* **Given task**:
Below are the records. Gather each line that holds "bilens".

[Data records]
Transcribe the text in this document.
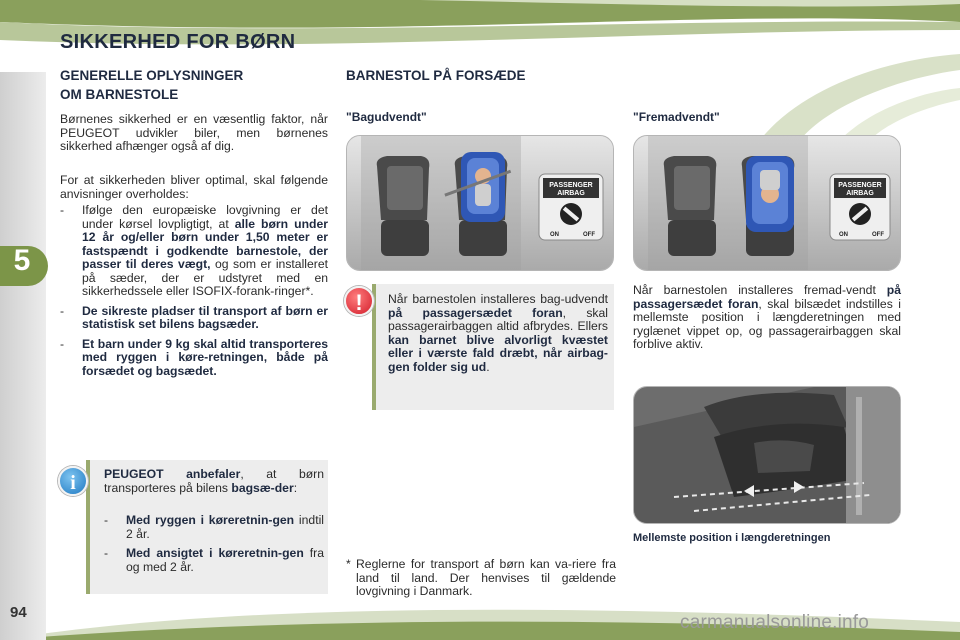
5
94
SIKKERHED FOR BØRN
GENERELLE OPLYSNINGER
OM BARNESTOLE
Børnenes sikkerhed er en væsentlig faktor, når PEUGEOT udvikler biler, men børnenes sikkerhed afhænger også af dig.
For at sikkerheden bliver optimal, skal følgende anvisninger overholdes:
- Ifølge den europæiske lovgivning er det under kørsel lovpligtigt, at alle børn under 12 år og/eller børn under 1,50 meter er fastspændt i godkendte barnestole, der passer til deres vægt, og som er installeret på sæder, der er udstyret med en sikkerhedssele eller ISOFIX-forank-ringer*.
- De sikreste pladser til transport af børn er statistisk set bilens bagsæder.
- Et barn under 9 kg skal altid transporteres med ryggen i køre-retningen, både på forsædet og bagsædet.
PEUGEOT anbefaler, at børn transporteres på bilens bagsæ-der:
- Med ryggen i køreretnin-gen indtil 2 år.
- Med ansigtet i køreretnin-gen fra og med 2 år.
i
BARNESTOL PÅ FORSÆDE
"Bagudvendt"	"Fremadvendt"
PASSENGER
AIRBAG
ON	OFF
PASSENGER
AIRBAG
ON	OFF
Når barnestolen installeres bag-udvendt på passagersædet foran, skal passagerairbaggen altid afbrydes. Ellers kan barnet blive alvorligt kvæstet eller i værste fald dræbt, når airbag-gen folder sig ud.
!	Når barnestolen installeres fremad-vendt på passagersædet foran, skal bilsædet indstilles i mellemste position i længderetningen med ryglænet vippet op, og passagerairbaggen skal forblive aktiv.
Mellemste position i længderetningen
* Reglerne for transport af børn kan va-riere fra land til land. Der henvises til gældende lovgivning i Danmark.
carmanualsonline.info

* **Finished task**:
- De sikreste pladser til transport af børn er statistisk set bilens bagsæder.
PEUGEOT anbefaler, at børn transporteres på bilens bagsæ-der:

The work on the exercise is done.